→ What needs to be done: Without the pictures, copy the entries below word for word.

→ Supplied material:
■ ■ ■ ■ ■
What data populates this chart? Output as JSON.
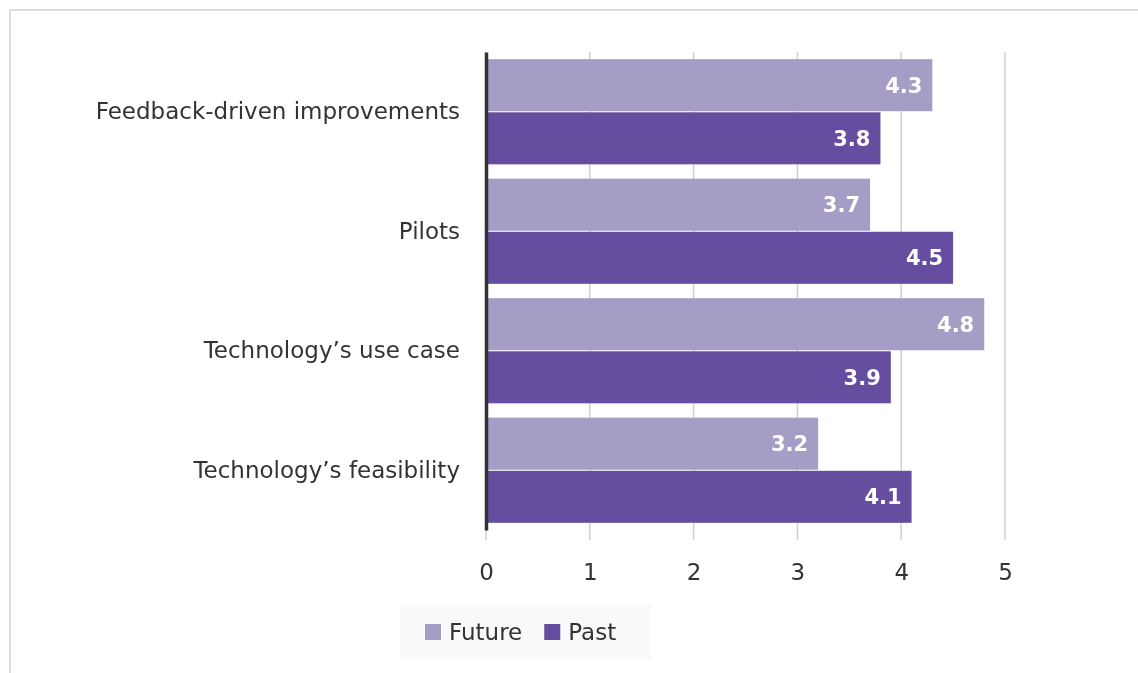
{
  "chart_data": {
    "type": "bar",
    "orientation": "horizontal",
    "categories": [
      "Feedback-driven improvements",
      "Pilots",
      "Technology’s use case",
      "Technology’s feasibility"
    ],
    "series": [
      {
        "name": "Future",
        "color": "#a59dc6",
        "values": [
          4.3,
          3.7,
          4.8,
          3.2
        ]
      },
      {
        "name": "Past",
        "color": "#654ea0",
        "values": [
          3.8,
          4.5,
          3.9,
          4.1
        ]
      }
    ],
    "xlim": [
      0,
      5
    ],
    "xticks": [
      0,
      1,
      2,
      3,
      4,
      5
    ],
    "grid": "x",
    "legend": "bottom",
    "data_labels": true
  }
}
■ ■ ■ ■ ■
→ Result of the exercise:
What data populates this chart? Output as JSON.
{
  "chart_data": {
    "type": "bar",
    "orientation": "horizontal",
    "categories": [
      "Feedback-driven improvements",
      "Pilots",
      "Technology’s use case",
      "Technology’s feasibility"
    ],
    "series": [
      {
        "name": "Future",
        "color": "#a59dc6",
        "values": [
          4.3,
          3.7,
          4.8,
          3.2
        ]
      },
      {
        "name": "Past",
        "color": "#654ea0",
        "values": [
          3.8,
          4.5,
          3.9,
          4.1
        ]
      }
    ],
    "xlim": [
      0,
      5
    ],
    "xticks": [
      0,
      1,
      2,
      3,
      4,
      5
    ],
    "grid": "x",
    "legend": "bottom",
    "data_labels": true
  }
}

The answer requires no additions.